=== Source passage ===

Viikki Urban Tree Laboratory is our shared research effort with Helsinki City Public Works Department and other collaborators. It aims to find ways to provide adequate underground resources for the whole life-span of urban trees in intensively built areas that are challenging growing environments for trees.

The project aims to find suitable soil volume and composition in the local climate and to develop street planning and construction practices to be more favourable for trees. This way they could provide a full amount of ecosystem services for the community. Research setup, built in 2003 in Viikki, Helsinki, follows continuously tree water use, stem diameter variation and growth along with above and belowground variables  (light, temperature, soil moisture and soil gas concentrations). The collected data has been used to assess and model urban water and carbon cycling and to derive practical construction and tree care recommendations.

Lakes and forested catchments

Even though terrestrial and aquatic parts of ecosystems are often studied separately, they are closely connected. For studying the functioning of the carbon cycle, it is necessary to understand how carbon enters and leaves the soil. Globally, the loss of terrestrial organic carbon to rivers is equivalent to 10 % of the net ecosystem production, few streams and rivers have been studied for CO2 fluxes.

We yield new information about carbon transfer in terrestrial-aquatic continuum on landscape level by combining eddy covariance method and CO2 concentration measurements in lake and stream waters and in the littoral zone. We examine the carbon dynamics on both interannual and seasonal scales and pay special attention to the time periods following special weather events.

Our study sites are located at lake Valkea-Kotinen ICP integrated monitoring area in Southern Finland (TransCarbo) and in lake Kuivajärvi at Hyytiälä Forestry Field Station (Vesihiisi). These projects aim at closing the carbon balance of forest and lake at landscape level including both  inorganic and organic parts of carbon cycle.

===

## Tasks and exercises
1: In the research project descriptions, rewrite the stretch from "Our study sites" through "of carbon cycle.", putting "catchment scale" in place of "landscape level".
2: Pick up the research project descriptions right after their final sentence and write the next part.

=== Source data ===

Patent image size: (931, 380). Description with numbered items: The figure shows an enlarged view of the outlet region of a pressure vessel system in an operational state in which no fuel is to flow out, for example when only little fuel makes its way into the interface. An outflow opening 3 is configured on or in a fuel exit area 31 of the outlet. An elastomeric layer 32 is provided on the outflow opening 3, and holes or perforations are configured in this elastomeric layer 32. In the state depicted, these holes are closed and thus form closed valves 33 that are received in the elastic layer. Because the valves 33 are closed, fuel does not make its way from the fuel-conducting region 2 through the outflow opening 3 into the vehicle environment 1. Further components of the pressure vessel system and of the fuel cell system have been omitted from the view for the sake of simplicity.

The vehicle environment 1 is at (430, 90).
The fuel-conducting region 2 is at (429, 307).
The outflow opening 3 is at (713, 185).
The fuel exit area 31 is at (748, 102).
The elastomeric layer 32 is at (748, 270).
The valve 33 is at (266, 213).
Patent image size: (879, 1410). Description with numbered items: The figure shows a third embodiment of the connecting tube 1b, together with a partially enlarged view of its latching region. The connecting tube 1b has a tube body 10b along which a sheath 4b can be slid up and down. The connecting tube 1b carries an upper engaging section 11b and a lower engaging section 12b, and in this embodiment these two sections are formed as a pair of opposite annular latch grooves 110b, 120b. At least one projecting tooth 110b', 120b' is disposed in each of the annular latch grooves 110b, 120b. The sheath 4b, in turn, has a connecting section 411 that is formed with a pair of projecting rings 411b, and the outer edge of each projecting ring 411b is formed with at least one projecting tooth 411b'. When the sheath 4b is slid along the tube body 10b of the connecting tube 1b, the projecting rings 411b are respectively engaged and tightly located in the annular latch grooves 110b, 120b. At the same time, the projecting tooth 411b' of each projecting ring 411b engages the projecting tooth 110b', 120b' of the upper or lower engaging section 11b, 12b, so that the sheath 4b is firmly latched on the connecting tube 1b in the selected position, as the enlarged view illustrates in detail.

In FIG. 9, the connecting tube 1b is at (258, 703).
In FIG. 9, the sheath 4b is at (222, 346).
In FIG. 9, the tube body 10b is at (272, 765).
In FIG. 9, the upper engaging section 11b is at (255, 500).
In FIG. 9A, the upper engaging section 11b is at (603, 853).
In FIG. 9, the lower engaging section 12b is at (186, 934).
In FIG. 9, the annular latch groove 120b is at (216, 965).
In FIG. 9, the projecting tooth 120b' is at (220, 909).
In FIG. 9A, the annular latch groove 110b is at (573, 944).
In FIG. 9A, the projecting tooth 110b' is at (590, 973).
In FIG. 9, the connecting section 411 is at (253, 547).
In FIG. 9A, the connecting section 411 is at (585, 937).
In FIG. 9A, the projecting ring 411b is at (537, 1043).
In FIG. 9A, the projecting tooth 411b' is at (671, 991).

===

## Answers for each item
1:
Our study sites are located at lake Valkea-Kotinen ICP integrated monitoring area in Southern Finland (TransCarbo) and in lake Kuivajärvi at Hyytiälä Forestry Field Station (Vesihiisi). These projects aim at closing the carbon balance of forest and lake at catchment scale including both  inorganic and organic parts of carbon cycle.

2:
Disturbances and biogeochemistry

Our research is dealing with the effects of disturbances on the biogeochemical cycles in boreal and sub-arctic forests in the circumpolar region. Our multidisciplinary research team consists of forest ecologists and soil scientists and we are collaborating with microbiologists and atmospheric scientists.

Climate change is predicted to increase the vulnerability of forests to various disturbance effects resulted from e.g. drought events, forest fires and permafrost melting. Currently we are study the effects of disturbances (fire, mammalian herbivores (reindeer), wind, etc.) in several projects.

For more information visit the Disturbances and biogeochemistry group web page.


Boreal trees and climate change

Climate is changing, causing warming temperatures and changes in precipitation and snow cover. High latitude forests are typically temperature limited, and thus considered to be especially sensitive to climate warming. The most dramatic changes are to be expected in winter conditions; characteristic for boreal forest is a long and cold winter, and trees are adapted to these conditions. Our team studies how boreal forests respond to changing climate conditions. We are studying changes in both tree structure and physiology as we emphasize the strong linkage they have.